BEGIN Supplied data

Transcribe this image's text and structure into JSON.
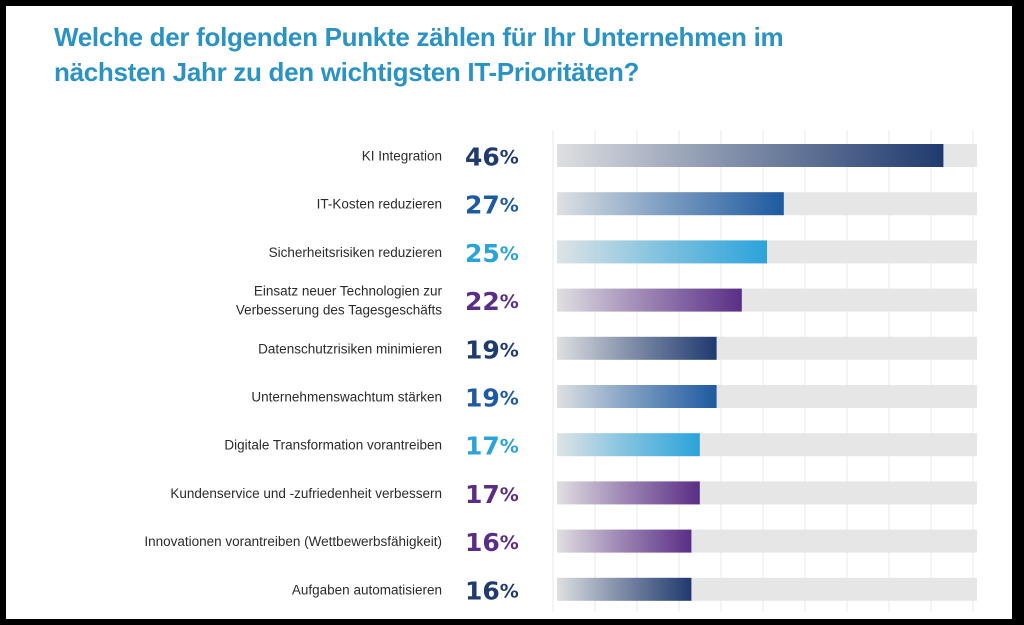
{
  "title_line1": "Welche der folgenden Punkte zählen für Ihr Unternehmen im",
  "title_line2": "nächsten Jahr zu den wichtigsten IT-Prioritäten?",
  "chart_data": {
    "type": "bar",
    "orientation": "horizontal",
    "title": "Welche der folgenden Punkte zählen für Ihr Unternehmen im nächsten Jahr zu den wichtigsten IT-Prioritäten?",
    "xlabel": "",
    "ylabel": "",
    "unit": "%",
    "xlim": [
      0,
      50
    ],
    "grid": true,
    "grid_step": 5,
    "legend": "none",
    "categories": [
      [
        "KI Integration"
      ],
      [
        "IT-Kosten reduzieren"
      ],
      [
        "Sicherheitsrisiken reduzieren"
      ],
      [
        "Einsatz neuer Technologien zur",
        "Verbesserung des Tagesgeschäfts"
      ],
      [
        "Datenschutzrisiken minimieren"
      ],
      [
        "Unternehmenswachtum stärken"
      ],
      [
        "Digitale Transformation vorantreiben"
      ],
      [
        "Kundenservice und -zufriedenheit verbessern"
      ],
      [
        "Innovationen vorantreiben (Wettbewerbsfähigkeit)"
      ],
      [
        "Aufgaben automatisieren"
      ]
    ],
    "values": [
      46,
      27,
      25,
      22,
      19,
      19,
      17,
      17,
      16,
      16
    ],
    "value_labels": [
      "46",
      "27",
      "25",
      "22",
      "19",
      "19",
      "17",
      "17",
      "16",
      "16"
    ],
    "percent_sign": "%",
    "bar_colors": [
      "#1f3a6e",
      "#1d5aa0",
      "#2aa3da",
      "#5a2e86",
      "#1f3a6e",
      "#1d5aa0",
      "#2aa3da",
      "#5a2e86",
      "#5a2e86",
      "#1f3a6e"
    ],
    "track_color": "#e6e6e6",
    "grid_color": "#ececec"
  },
  "colors": {
    "title": "#2a93c4",
    "label_text": "#2b2b2b",
    "background": "#ffffff",
    "frame": "#000000"
  }
}
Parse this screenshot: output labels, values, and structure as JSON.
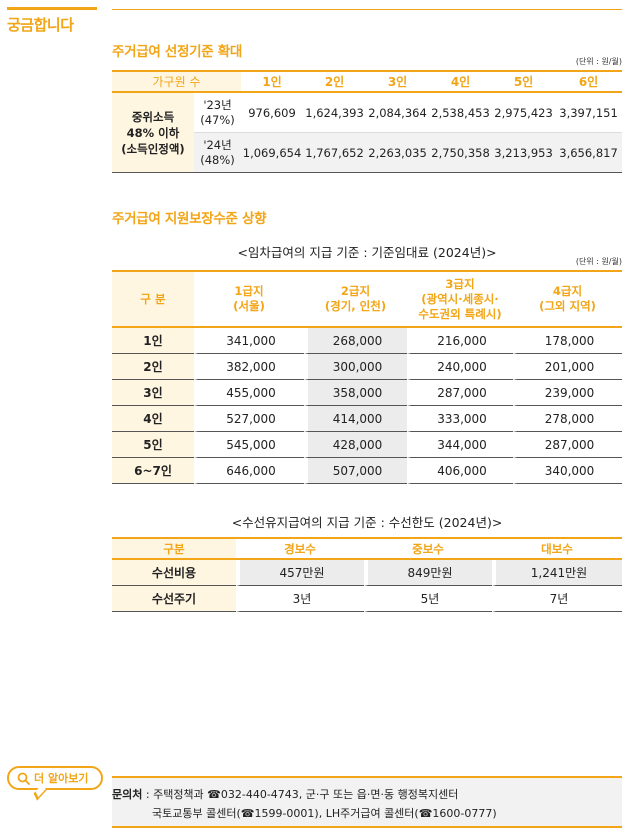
{
  "page": {
    "side_title": "궁금합니다"
  },
  "section1": {
    "title": "주거급여 선정기준 확대",
    "unit": "(단위 : 원/월)",
    "header_first": "가구원 수",
    "columns": [
      "1인",
      "2인",
      "3인",
      "4인",
      "5인",
      "6인"
    ],
    "row_label_lines": [
      "중위소득",
      "48% 이하",
      "(소득인정액)"
    ],
    "rows": [
      {
        "year_line1": "'23년",
        "year_line2": "(47%)",
        "values": [
          "976,609",
          "1,624,393",
          "2,084,364",
          "2,538,453",
          "2,975,423",
          "3,397,151"
        ]
      },
      {
        "year_line1": "'24년",
        "year_line2": "(48%)",
        "values": [
          "1,069,654",
          "1,767,652",
          "2,263,035",
          "2,750,358",
          "3,213,953",
          "3,656,817"
        ]
      }
    ]
  },
  "section2": {
    "title": "주거급여 지원보장수준 상향",
    "subtitle": "<임차급여의 지급 기준 : 기준임대료 (2024년)>",
    "unit": "(단위 : 원/월)",
    "header_first": "구 분",
    "columns": [
      {
        "line1": "1급지",
        "line2": "(서울)",
        "line3": ""
      },
      {
        "line1": "2급지",
        "line2": "(경기, 인천)",
        "line3": ""
      },
      {
        "line1": "3급지",
        "line2": "(광역시·세종시·",
        "line3": "수도권외 특례시)"
      },
      {
        "line1": "4급지",
        "line2": "(그외 지역)",
        "line3": ""
      }
    ],
    "rows": [
      {
        "label": "1인",
        "values": [
          "341,000",
          "268,000",
          "216,000",
          "178,000"
        ]
      },
      {
        "label": "2인",
        "values": [
          "382,000",
          "300,000",
          "240,000",
          "201,000"
        ]
      },
      {
        "label": "3인",
        "values": [
          "455,000",
          "358,000",
          "287,000",
          "239,000"
        ]
      },
      {
        "label": "4인",
        "values": [
          "527,000",
          "414,000",
          "333,000",
          "278,000"
        ]
      },
      {
        "label": "5인",
        "values": [
          "545,000",
          "428,000",
          "344,000",
          "287,000"
        ]
      },
      {
        "label": "6~7인",
        "values": [
          "646,000",
          "507,000",
          "406,000",
          "340,000"
        ]
      }
    ]
  },
  "section3": {
    "subtitle": "<수선유지급여의 지급 기준 : 수선한도 (2024년)>",
    "header_first": "구분",
    "columns": [
      "경보수",
      "중보수",
      "대보수"
    ],
    "rows": [
      {
        "label": "수선비용",
        "values": [
          "457만원",
          "849만원",
          "1,241만원"
        ]
      },
      {
        "label": "수선주기",
        "values": [
          "3년",
          "5년",
          "7년"
        ]
      }
    ]
  },
  "footer": {
    "badge_label": "더 알아보기",
    "inquiry_label": "문의처",
    "line1": " : 주택정책과 ☎032-440-4743, 군·구 또는 읍·면·동 행정복지센터",
    "line2": "국토교통부 콜센터(☎1599-0001), LH주거급여 콜센터(☎1600-0777)"
  },
  "colors": {
    "accent": "#f2a516",
    "row_header_bg": "#fff6e2",
    "shade": "#ececec"
  },
  "icons": {
    "badge_icon": "search-icon"
  }
}
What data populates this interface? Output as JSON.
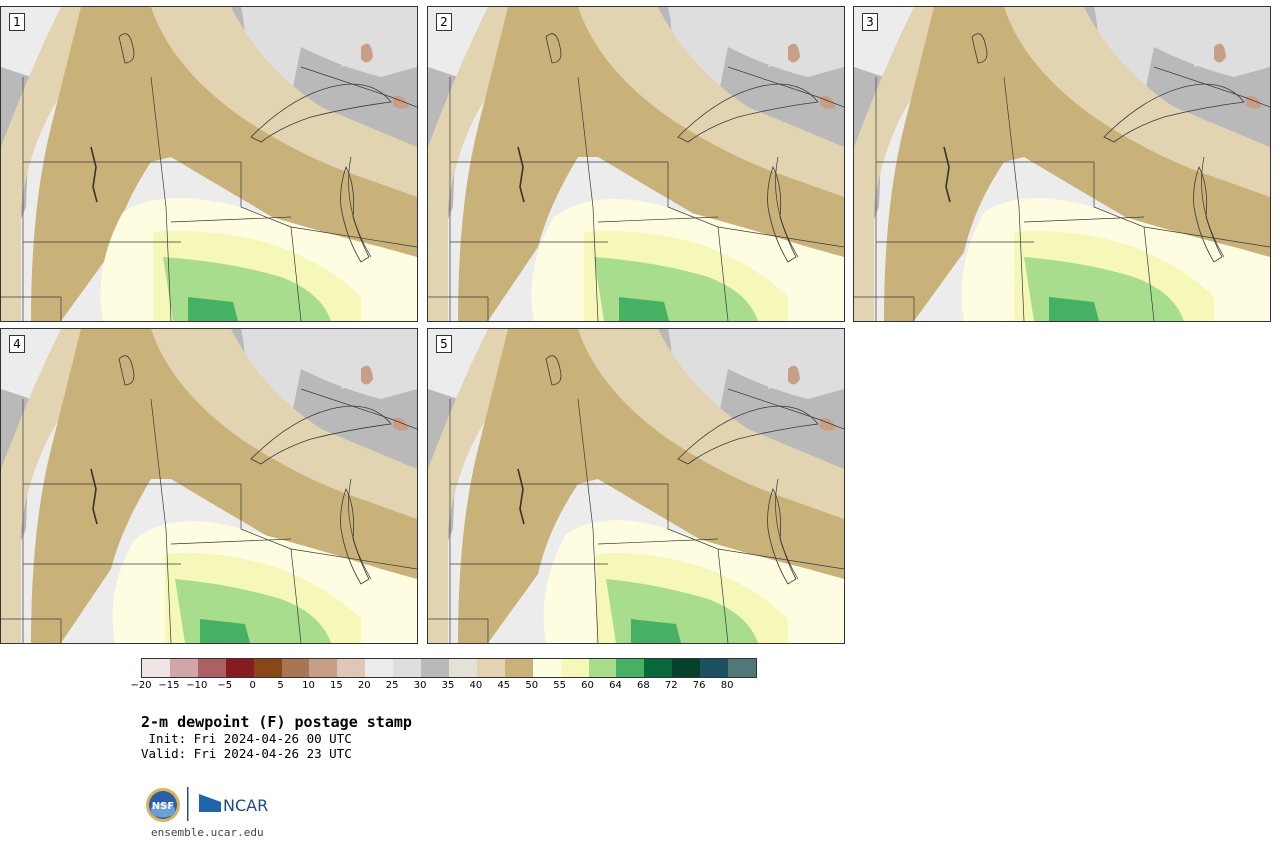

END Supplied data

Goal of the exercise => Retype the records exactly. Any image in them should not appear in what you write.

Final result =>
Transcribe this image's text and structure into JSON.
{
  "title_line1": "Welche der folgenden Punkte zählen für Ihr Unternehmen im",
  "title_line2": "nächsten Jahr zu den wichtigsten IT-Prioritäten?",
  "chart_data": {
    "type": "bar",
    "orientation": "horizontal",
    "title": "Welche der folgenden Punkte zählen für Ihr Unternehmen im nächsten Jahr zu den wichtigsten IT-Prioritäten?",
    "xlabel": "",
    "ylabel": "",
    "unit": "%",
    "xlim": [
      0,
      50
    ],
    "grid": true,
    "grid_step": 5,
    "legend": "none",
    "categories": [
      [
        "KI Integration"
      ],
      [
        "IT-Kosten reduzieren"
      ],
      [
        "Sicherheitsrisiken reduzieren"
      ],
      [
        "Einsatz neuer Technologien zur",
        "Verbesserung des Tagesgeschäfts"
      ],
      [
        "Datenschutzrisiken minimieren"
      ],
      [
        "Unternehmenswachtum stärken"
      ],
      [
        "Digitale Transformation vorantreiben"
      ],
      [
        "Kundenservice und -zufriedenheit verbessern"
      ],
      [
        "Innovationen vorantreiben (Wettbewerbsfähigkeit)"
      ],
      [
        "Aufgaben automatisieren"
      ]
    ],
    "values": [
      46,
      27,
      25,
      22,
      19,
      19,
      17,
      17,
      16,
      16
    ],
    "value_labels": [
      "46",
      "27",
      "25",
      "22",
      "19",
      "19",
      "17",
      "17",
      "16",
      "16"
    ],
    "percent_sign": "%",
    "bar_colors": [
      "#1f3a6e",
      "#1d5aa0",
      "#2aa3da",
      "#5a2e86",
      "#1f3a6e",
      "#1d5aa0",
      "#2aa3da",
      "#5a2e86",
      "#5a2e86",
      "#1f3a6e"
    ],
    "track_color": "#e6e6e6",
    "grid_color": "#ececec"
  },
  "colors": {
    "title": "#2a93c4",
    "label_text": "#2b2b2b",
    "background": "#ffffff",
    "frame": "#000000"
  }
}
Parse this screenshot: output labels, values, and structure as JSON.
{
  "page": {
    "side_title": "궁금합니다"
  },
  "section1": {
    "title": "주거급여 선정기준 확대",
    "unit": "(단위 : 원/월)",
    "header_first": "가구원 수",
    "columns": [
      "1인",
      "2인",
      "3인",
      "4인",
      "5인",
      "6인"
    ],
    "row_label_lines": [
      "중위소득",
      "48% 이하",
      "(소득인정액)"
    ],
    "rows": [
      {
        "year_line1": "'23년",
        "year_line2": "(47%)",
        "values": [
          "976,609",
          "1,624,393",
          "2,084,364",
          "2,538,453",
          "2,975,423",
          "3,397,151"
        ]
      },
      {
        "year_line1": "'24년",
        "year_line2": "(48%)",
        "values": [
          "1,069,654",
          "1,767,652",
          "2,263,035",
          "2,750,358",
          "3,213,953",
          "3,656,817"
        ]
      }
    ]
  },
  "section2": {
    "title": "주거급여 지원보장수준 상향",
    "subtitle": "<임차급여의 지급 기준 : 기준임대료 (2024년)>",
    "unit": "(단위 : 원/월)",
    "header_first": "구 분",
    "columns": [
      {
        "line1": "1급지",
        "line2": "(서울)",
        "line3": ""
      },
      {
        "line1": "2급지",
        "line2": "(경기, 인천)",
        "line3": ""
      },
      {
        "line1": "3급지",
        "line2": "(광역시·세종시·",
        "line3": "수도권외 특례시)"
      },
      {
        "line1": "4급지",
        "line2": "(그외 지역)",
        "line3": ""
      }
    ],
    "rows": [
      {
        "label": "1인",
        "values": [
          "341,000",
          "268,000",
          "216,000",
          "178,000"
        ]
      },
      {
        "label": "2인",
        "values": [
          "382,000",
          "300,000",
          "240,000",
          "201,000"
        ]
      },
      {
        "label": "3인",
        "values": [
          "455,000",
          "358,000",
          "287,000",
          "239,000"
        ]
      },
      {
        "label": "4인",
        "values": [
          "527,000",
          "414,000",
          "333,000",
          "278,000"
        ]
      },
      {
        "label": "5인",
        "values": [
          "545,000",
          "428,000",
          "344,000",
          "287,000"
        ]
      },
      {
        "label": "6~7인",
        "values": [
          "646,000",
          "507,000",
          "406,000",
          "340,000"
        ]
      }
    ]
  },
  "section3": {
    "subtitle": "<수선유지급여의 지급 기준 : 수선한도 (2024년)>",
    "header_first": "구분",
    "columns": [
      "경보수",
      "중보수",
      "대보수"
    ],
    "rows": [
      {
        "label": "수선비용",
        "values": [
          "457만원",
          "849만원",
          "1,241만원"
        ]
      },
      {
        "label": "수선주기",
        "values": [
          "3년",
          "5년",
          "7년"
        ]
      }
    ]
  },
  "footer": {
    "badge_label": "더 알아보기",
    "inquiry_label": "문의처",
    "line1": " : 주택정책과 ☎032-440-4743, 군·구 또는 읍·면·동 행정복지센터",
    "line2": "국토교통부 콜센터(☎1599-0001), LH주거급여 콜센터(☎1600-0777)"
  },
  "colors": {
    "accent": "#f2a516",
    "row_header_bg": "#fff6e2",
    "shade": "#ececec"
  },
  "icons": {
    "badge_icon": "search-icon"
  }
}
What data populates this interface? Output as JSON.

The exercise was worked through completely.